→ Required work:
Find the lines holding the word "people" and collect them.

[Collected data entries]
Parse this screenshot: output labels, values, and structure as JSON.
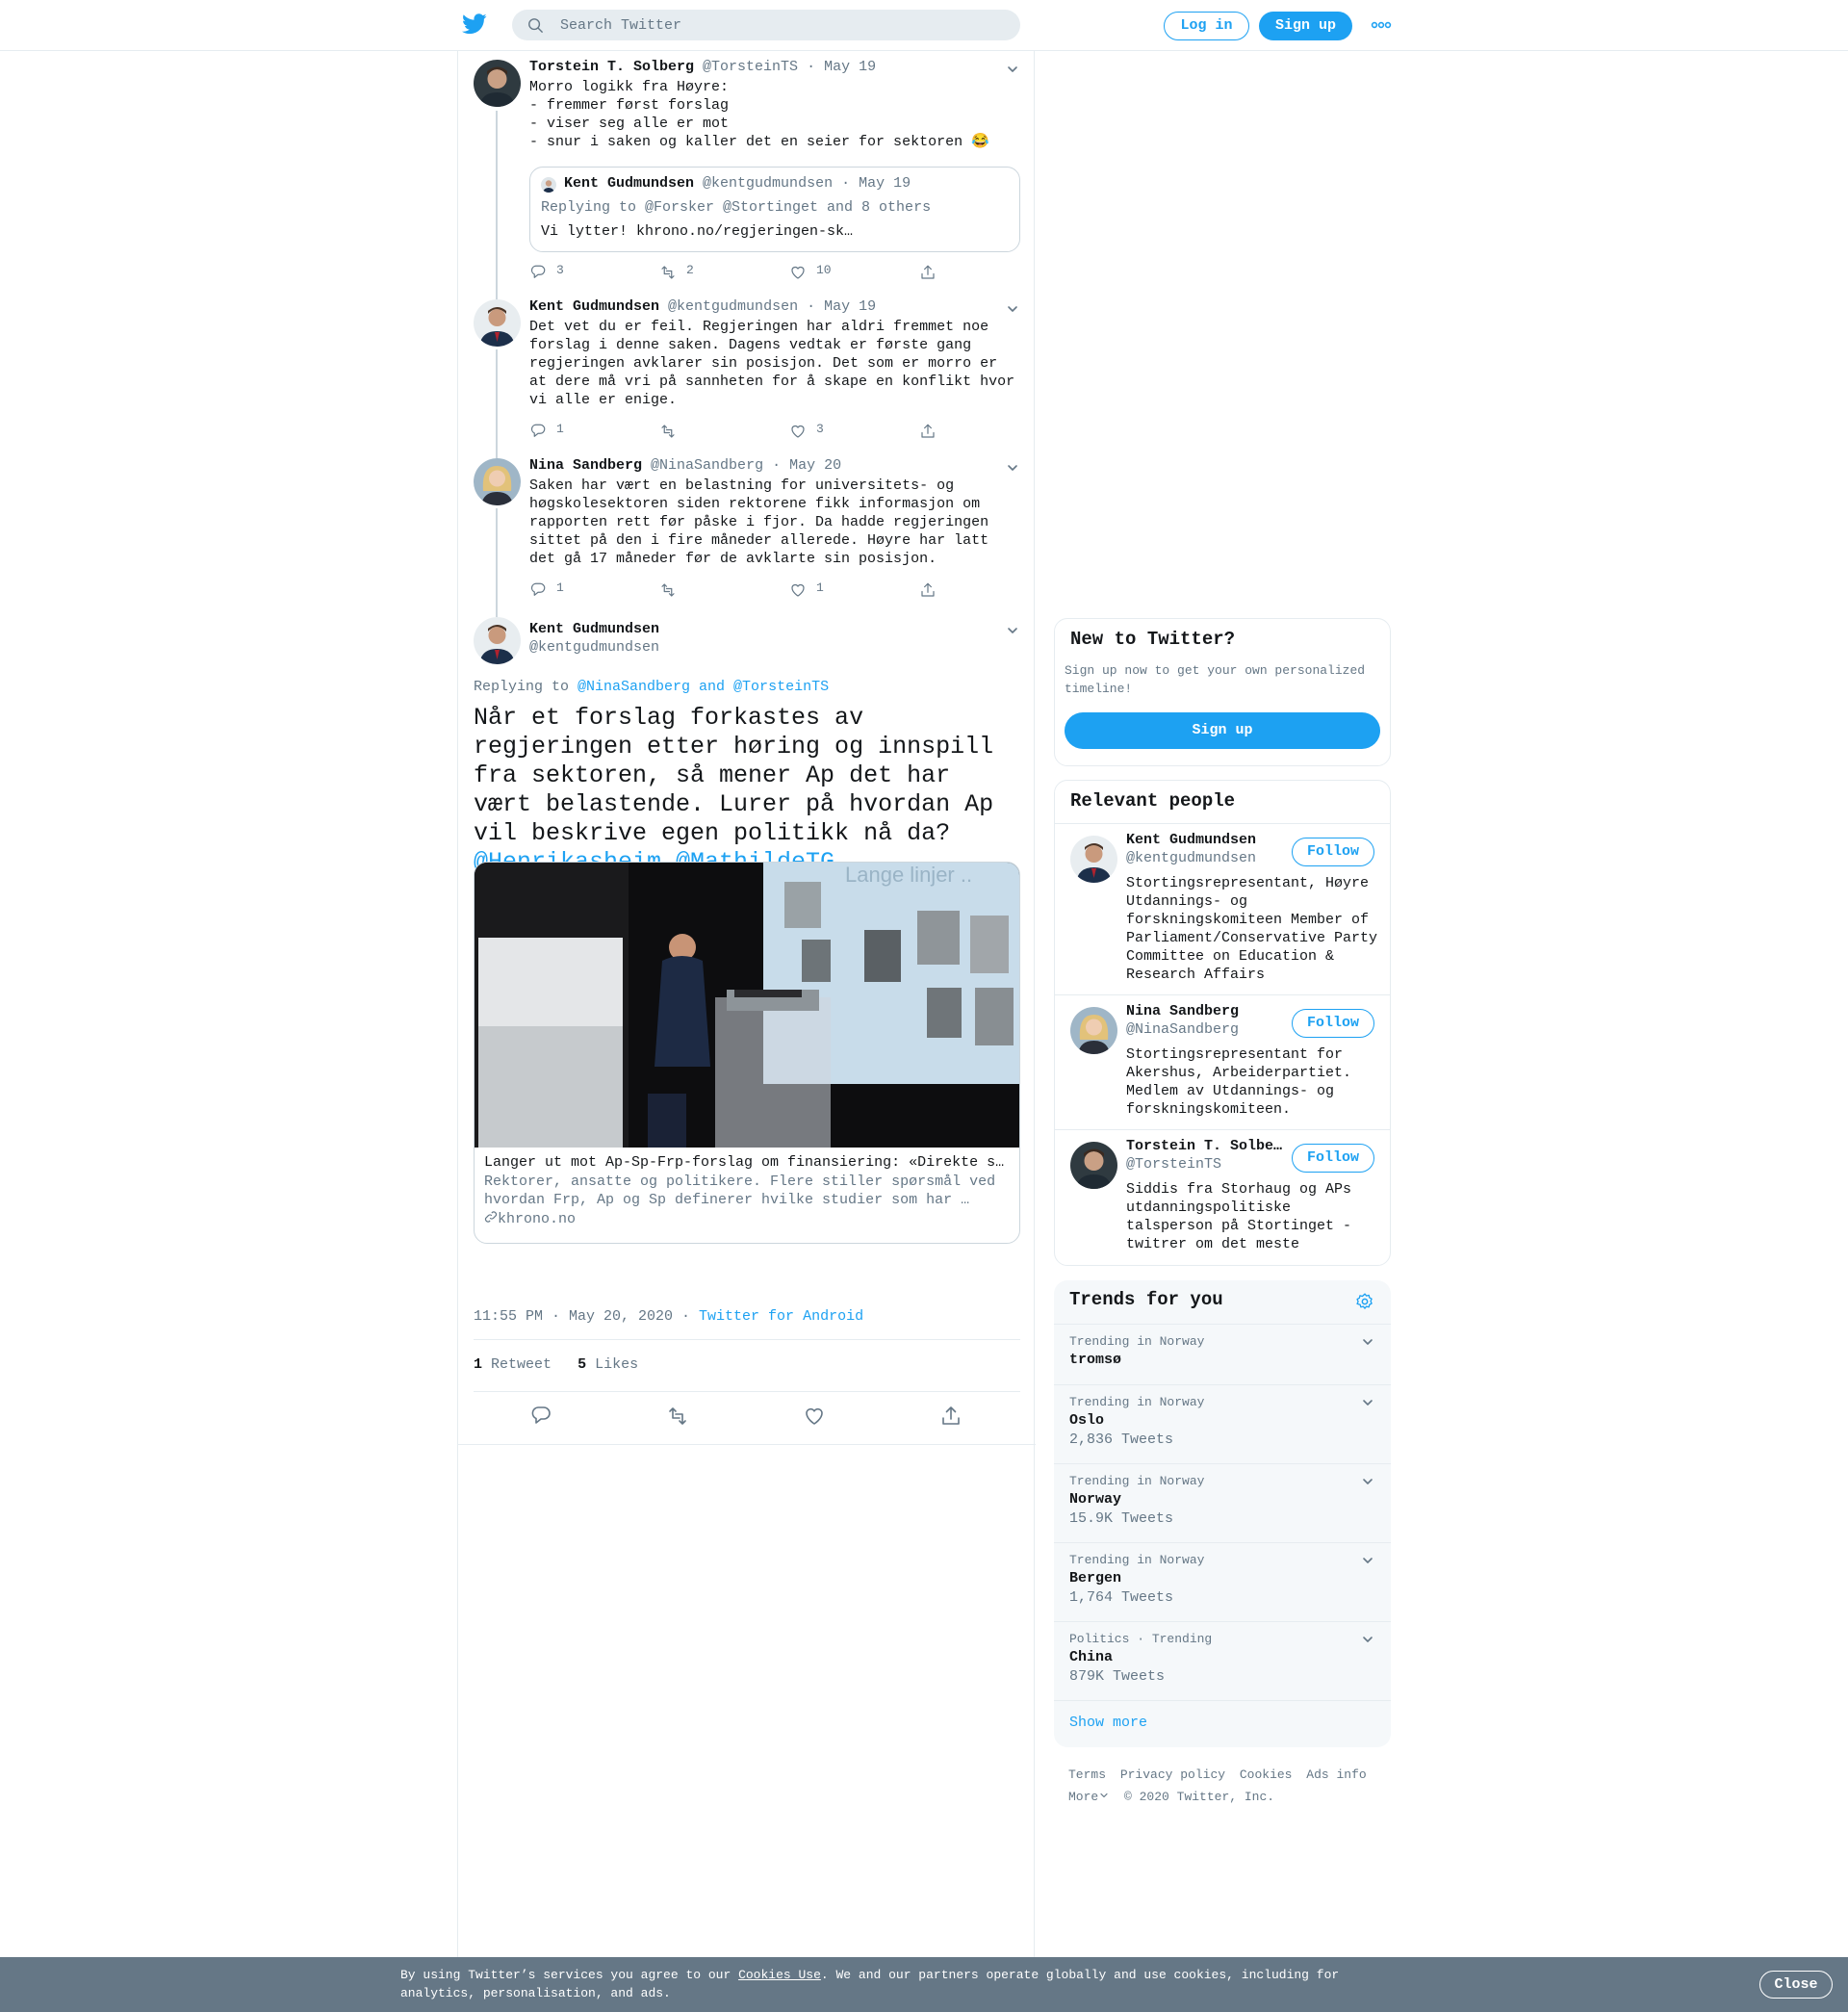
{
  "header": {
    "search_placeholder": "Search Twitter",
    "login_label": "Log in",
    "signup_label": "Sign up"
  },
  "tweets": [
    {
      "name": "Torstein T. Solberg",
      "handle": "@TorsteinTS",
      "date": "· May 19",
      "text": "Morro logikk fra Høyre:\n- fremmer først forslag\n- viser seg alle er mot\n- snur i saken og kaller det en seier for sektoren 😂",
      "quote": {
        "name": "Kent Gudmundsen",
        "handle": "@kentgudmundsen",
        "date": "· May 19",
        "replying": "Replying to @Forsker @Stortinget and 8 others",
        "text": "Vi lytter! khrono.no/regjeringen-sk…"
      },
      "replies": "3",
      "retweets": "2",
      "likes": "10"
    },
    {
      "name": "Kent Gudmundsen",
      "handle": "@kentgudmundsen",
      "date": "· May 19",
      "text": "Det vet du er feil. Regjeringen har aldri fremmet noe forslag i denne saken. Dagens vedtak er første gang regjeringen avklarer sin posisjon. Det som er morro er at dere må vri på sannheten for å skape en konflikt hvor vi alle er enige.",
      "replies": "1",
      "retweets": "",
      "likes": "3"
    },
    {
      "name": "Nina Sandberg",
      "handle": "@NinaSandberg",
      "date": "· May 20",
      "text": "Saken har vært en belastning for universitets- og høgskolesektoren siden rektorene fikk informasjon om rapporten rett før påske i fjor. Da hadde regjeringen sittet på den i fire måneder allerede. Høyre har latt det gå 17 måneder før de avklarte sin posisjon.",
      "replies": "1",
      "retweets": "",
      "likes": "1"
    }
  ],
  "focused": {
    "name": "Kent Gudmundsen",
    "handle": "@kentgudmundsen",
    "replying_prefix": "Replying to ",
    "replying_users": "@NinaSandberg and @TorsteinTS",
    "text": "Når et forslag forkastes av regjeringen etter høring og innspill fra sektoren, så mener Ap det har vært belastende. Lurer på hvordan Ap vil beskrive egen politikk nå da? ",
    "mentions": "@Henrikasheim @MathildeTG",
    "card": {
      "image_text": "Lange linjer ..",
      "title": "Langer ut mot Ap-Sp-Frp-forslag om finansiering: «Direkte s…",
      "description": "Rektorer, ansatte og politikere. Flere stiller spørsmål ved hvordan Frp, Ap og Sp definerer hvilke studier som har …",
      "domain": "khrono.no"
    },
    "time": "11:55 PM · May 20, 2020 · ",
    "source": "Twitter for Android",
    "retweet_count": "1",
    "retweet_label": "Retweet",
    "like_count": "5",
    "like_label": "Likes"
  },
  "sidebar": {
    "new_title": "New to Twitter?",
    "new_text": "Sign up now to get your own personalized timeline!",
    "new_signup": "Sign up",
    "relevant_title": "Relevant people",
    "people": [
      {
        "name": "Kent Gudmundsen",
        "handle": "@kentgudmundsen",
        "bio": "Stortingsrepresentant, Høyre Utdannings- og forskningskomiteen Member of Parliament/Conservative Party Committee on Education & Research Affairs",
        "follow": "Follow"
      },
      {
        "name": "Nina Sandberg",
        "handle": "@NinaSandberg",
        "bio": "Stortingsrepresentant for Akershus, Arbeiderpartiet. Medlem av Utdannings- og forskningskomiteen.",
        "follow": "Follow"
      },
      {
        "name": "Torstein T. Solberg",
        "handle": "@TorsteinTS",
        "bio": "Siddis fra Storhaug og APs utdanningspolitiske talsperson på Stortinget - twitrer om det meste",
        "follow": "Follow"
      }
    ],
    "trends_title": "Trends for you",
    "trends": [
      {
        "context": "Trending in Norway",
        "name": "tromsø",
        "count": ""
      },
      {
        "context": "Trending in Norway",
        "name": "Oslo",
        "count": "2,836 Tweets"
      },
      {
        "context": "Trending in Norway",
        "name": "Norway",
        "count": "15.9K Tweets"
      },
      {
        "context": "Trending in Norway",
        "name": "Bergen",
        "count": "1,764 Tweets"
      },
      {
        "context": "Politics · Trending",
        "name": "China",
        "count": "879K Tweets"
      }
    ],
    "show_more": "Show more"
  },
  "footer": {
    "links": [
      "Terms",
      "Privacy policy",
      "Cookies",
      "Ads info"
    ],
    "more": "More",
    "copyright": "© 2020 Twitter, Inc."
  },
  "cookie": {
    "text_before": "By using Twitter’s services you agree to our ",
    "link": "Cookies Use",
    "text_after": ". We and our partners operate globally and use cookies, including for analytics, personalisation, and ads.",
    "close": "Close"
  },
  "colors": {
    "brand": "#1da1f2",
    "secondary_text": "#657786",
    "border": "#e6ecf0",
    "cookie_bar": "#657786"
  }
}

→ The output:
    "relevant_title": "Relevant people",
    "people": [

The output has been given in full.